## YOUR OBJECTIVE
Output the data below in full, byte for byte. Nothing may differ.

━━━━━━━━━━━━━━━━

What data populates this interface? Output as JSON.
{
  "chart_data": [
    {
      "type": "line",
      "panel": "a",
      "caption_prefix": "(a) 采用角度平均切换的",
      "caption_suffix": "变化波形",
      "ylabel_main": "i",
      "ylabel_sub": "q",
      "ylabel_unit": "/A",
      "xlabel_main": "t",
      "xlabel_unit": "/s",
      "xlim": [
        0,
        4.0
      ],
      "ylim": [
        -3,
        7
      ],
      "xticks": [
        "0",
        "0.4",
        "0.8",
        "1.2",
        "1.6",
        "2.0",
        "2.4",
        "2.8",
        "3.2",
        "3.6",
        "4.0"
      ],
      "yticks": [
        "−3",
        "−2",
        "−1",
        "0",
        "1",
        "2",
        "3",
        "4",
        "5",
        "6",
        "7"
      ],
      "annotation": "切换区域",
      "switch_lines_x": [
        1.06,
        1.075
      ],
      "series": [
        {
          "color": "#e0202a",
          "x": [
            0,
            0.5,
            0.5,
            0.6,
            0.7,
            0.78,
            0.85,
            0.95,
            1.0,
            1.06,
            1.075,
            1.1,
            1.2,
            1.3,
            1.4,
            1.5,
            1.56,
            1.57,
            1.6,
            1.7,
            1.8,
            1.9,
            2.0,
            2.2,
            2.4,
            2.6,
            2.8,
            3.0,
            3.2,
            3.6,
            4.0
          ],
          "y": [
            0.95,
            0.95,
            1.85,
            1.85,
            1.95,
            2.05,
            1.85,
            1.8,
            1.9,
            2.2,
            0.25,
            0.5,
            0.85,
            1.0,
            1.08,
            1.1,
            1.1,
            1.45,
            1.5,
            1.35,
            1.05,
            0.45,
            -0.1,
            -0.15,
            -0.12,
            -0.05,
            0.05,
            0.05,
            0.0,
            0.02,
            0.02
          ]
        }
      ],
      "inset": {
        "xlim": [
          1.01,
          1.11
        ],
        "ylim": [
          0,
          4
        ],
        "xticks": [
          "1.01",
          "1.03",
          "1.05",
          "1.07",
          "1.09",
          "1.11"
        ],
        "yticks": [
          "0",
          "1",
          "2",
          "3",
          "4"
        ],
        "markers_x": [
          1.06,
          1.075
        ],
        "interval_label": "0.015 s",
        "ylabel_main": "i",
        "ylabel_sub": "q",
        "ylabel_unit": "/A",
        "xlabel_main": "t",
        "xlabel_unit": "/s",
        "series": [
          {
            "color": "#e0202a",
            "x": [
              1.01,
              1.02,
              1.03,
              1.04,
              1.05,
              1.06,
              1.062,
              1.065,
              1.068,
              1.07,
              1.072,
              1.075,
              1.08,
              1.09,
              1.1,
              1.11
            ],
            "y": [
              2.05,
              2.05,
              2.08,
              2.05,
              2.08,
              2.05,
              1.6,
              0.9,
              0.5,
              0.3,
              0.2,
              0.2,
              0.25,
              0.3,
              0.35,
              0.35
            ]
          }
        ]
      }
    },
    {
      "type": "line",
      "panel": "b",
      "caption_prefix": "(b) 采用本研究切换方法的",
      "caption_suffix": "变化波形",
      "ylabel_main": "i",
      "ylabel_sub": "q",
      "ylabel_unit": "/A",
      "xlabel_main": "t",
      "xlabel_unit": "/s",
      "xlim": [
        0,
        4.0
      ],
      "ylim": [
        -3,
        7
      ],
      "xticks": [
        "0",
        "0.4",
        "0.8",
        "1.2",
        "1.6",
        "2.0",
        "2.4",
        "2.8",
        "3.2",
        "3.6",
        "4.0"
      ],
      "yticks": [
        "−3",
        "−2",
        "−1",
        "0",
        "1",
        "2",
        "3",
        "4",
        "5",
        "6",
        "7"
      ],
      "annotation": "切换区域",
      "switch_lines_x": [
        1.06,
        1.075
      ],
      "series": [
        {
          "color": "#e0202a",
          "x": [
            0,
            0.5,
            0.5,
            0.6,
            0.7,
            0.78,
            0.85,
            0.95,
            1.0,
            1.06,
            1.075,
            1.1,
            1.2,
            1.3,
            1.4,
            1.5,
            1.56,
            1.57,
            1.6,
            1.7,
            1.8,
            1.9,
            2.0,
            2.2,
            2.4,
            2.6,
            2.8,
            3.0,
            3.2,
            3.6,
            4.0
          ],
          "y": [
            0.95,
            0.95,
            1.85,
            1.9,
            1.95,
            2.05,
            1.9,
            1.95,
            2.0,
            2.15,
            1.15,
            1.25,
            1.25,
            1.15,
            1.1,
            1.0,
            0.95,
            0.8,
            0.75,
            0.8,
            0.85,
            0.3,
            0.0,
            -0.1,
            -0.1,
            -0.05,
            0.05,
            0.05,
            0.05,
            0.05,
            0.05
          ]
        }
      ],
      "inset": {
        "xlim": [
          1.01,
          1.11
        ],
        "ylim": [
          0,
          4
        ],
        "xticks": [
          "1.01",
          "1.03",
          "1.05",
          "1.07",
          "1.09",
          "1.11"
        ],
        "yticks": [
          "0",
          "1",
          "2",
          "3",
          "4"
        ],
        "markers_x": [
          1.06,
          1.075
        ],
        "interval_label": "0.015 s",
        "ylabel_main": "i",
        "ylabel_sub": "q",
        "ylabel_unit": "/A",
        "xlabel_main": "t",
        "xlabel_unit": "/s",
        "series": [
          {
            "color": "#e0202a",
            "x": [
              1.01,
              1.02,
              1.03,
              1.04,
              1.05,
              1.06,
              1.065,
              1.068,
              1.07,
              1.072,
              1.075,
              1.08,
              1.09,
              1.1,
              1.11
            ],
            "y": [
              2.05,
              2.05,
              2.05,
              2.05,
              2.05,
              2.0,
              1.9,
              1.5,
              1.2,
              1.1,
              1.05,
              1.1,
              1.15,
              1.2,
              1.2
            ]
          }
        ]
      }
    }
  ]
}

━━━━━━━━━━━━━━━━

## PROBLEM SOLUTION
What data populates this interface? Output as JSON.
{
  "chart_data": [
    {
      "type": "line",
      "panel": "a",
      "caption_prefix": "(a) 采用角度平均切换的",
      "caption_suffix": "变化波形",
      "ylabel_main": "i",
      "ylabel_sub": "q",
      "ylabel_unit": "/A",
      "xlabel_main": "t",
      "xlabel_unit": "/s",
      "xlim": [
        0,
        4.0
      ],
      "ylim": [
        -3,
        7
      ],
      "xticks": [
        "0",
        "0.4",
        "0.8",
        "1.2",
        "1.6",
        "2.0",
        "2.4",
        "2.8",
        "3.2",
        "3.6",
        "4.0"
      ],
      "yticks": [
        "−3",
        "−2",
        "−1",
        "0",
        "1",
        "2",
        "3",
        "4",
        "5",
        "6",
        "7"
      ],
      "annotation": "切换区域",
      "switch_lines_x": [
        1.06,
        1.075
      ],
      "series": [
        {
          "color": "#e0202a",
          "x": [
            0,
            0.5,
            0.5,
            0.6,
            0.7,
            0.78,
            0.85,
            0.95,
            1.0,
            1.06,
            1.075,
            1.1,
            1.2,
            1.3,
            1.4,
            1.5,
            1.56,
            1.57,
            1.6,
            1.7,
            1.8,
            1.9,
            2.0,
            2.2,
            2.4,
            2.6,
            2.8,
            3.0,
            3.2,
            3.6,
            4.0
          ],
          "y": [
            0.95,
            0.95,
            1.85,
            1.85,
            1.95,
            2.05,
            1.85,
            1.8,
            1.9,
            2.2,
            0.25,
            0.5,
            0.85,
            1.0,
            1.08,
            1.1,
            1.1,
            1.45,
            1.5,
            1.35,
            1.05,
            0.45,
            -0.1,
            -0.15,
            -0.12,
            -0.05,
            0.05,
            0.05,
            0.0,
            0.02,
            0.02
          ]
        }
      ],
      "inset": {
        "xlim": [
          1.01,
          1.11
        ],
        "ylim": [
          0,
          4
        ],
        "xticks": [
          "1.01",
          "1.03",
          "1.05",
          "1.07",
          "1.09",
          "1.11"
        ],
        "yticks": [
          "0",
          "1",
          "2",
          "3",
          "4"
        ],
        "markers_x": [
          1.06,
          1.075
        ],
        "interval_label": "0.015 s",
        "ylabel_main": "i",
        "ylabel_sub": "q",
        "ylabel_unit": "/A",
        "xlabel_main": "t",
        "xlabel_unit": "/s",
        "series": [
          {
            "color": "#e0202a",
            "x": [
              1.01,
              1.02,
              1.03,
              1.04,
              1.05,
              1.06,
              1.062,
              1.065,
              1.068,
              1.07,
              1.072,
              1.075,
              1.08,
              1.09,
              1.1,
              1.11
            ],
            "y": [
              2.05,
              2.05,
              2.08,
              2.05,
              2.08,
              2.05,
              1.6,
              0.9,
              0.5,
              0.3,
              0.2,
              0.2,
              0.25,
              0.3,
              0.35,
              0.35
            ]
          }
        ]
      }
    },
    {
      "type": "line",
      "panel": "b",
      "caption_prefix": "(b) 采用本研究切换方法的",
      "caption_suffix": "变化波形",
      "ylabel_main": "i",
      "ylabel_sub": "q",
      "ylabel_unit": "/A",
      "xlabel_main": "t",
      "xlabel_unit": "/s",
      "xlim": [
        0,
        4.0
      ],
      "ylim": [
        -3,
        7
      ],
      "xticks": [
        "0",
        "0.4",
        "0.8",
        "1.2",
        "1.6",
        "2.0",
        "2.4",
        "2.8",
        "3.2",
        "3.6",
        "4.0"
      ],
      "yticks": [
        "−3",
        "−2",
        "−1",
        "0",
        "1",
        "2",
        "3",
        "4",
        "5",
        "6",
        "7"
      ],
      "annotation": "切换区域",
      "switch_lines_x": [
        1.06,
        1.075
      ],
      "series": [
        {
          "color": "#e0202a",
          "x": [
            0,
            0.5,
            0.5,
            0.6,
            0.7,
            0.78,
            0.85,
            0.95,
            1.0,
            1.06,
            1.075,
            1.1,
            1.2,
            1.3,
            1.4,
            1.5,
            1.56,
            1.57,
            1.6,
            1.7,
            1.8,
            1.9,
            2.0,
            2.2,
            2.4,
            2.6,
            2.8,
            3.0,
            3.2,
            3.6,
            4.0
          ],
          "y": [
            0.95,
            0.95,
            1.85,
            1.9,
            1.95,
            2.05,
            1.9,
            1.95,
            2.0,
            2.15,
            1.15,
            1.25,
            1.25,
            1.15,
            1.1,
            1.0,
            0.95,
            0.8,
            0.75,
            0.8,
            0.85,
            0.3,
            0.0,
            -0.1,
            -0.1,
            -0.05,
            0.05,
            0.05,
            0.05,
            0.05,
            0.05
          ]
        }
      ],
      "inset": {
        "xlim": [
          1.01,
          1.11
        ],
        "ylim": [
          0,
          4
        ],
        "xticks": [
          "1.01",
          "1.03",
          "1.05",
          "1.07",
          "1.09",
          "1.11"
        ],
        "yticks": [
          "0",
          "1",
          "2",
          "3",
          "4"
        ],
        "markers_x": [
          1.06,
          1.075
        ],
        "interval_label": "0.015 s",
        "ylabel_main": "i",
        "ylabel_sub": "q",
        "ylabel_unit": "/A",
        "xlabel_main": "t",
        "xlabel_unit": "/s",
        "series": [
          {
            "color": "#e0202a",
            "x": [
              1.01,
              1.02,
              1.03,
              1.04,
              1.05,
              1.06,
              1.065,
              1.068,
              1.07,
              1.072,
              1.075,
              1.08,
              1.09,
              1.1,
              1.11
            ],
            "y": [
              2.05,
              2.05,
              2.05,
              2.05,
              2.05,
              2.0,
              1.9,
              1.5,
              1.2,
              1.1,
              1.05,
              1.1,
              1.15,
              1.2,
              1.2
            ]
          }
        ]
      }
    }
  ]
}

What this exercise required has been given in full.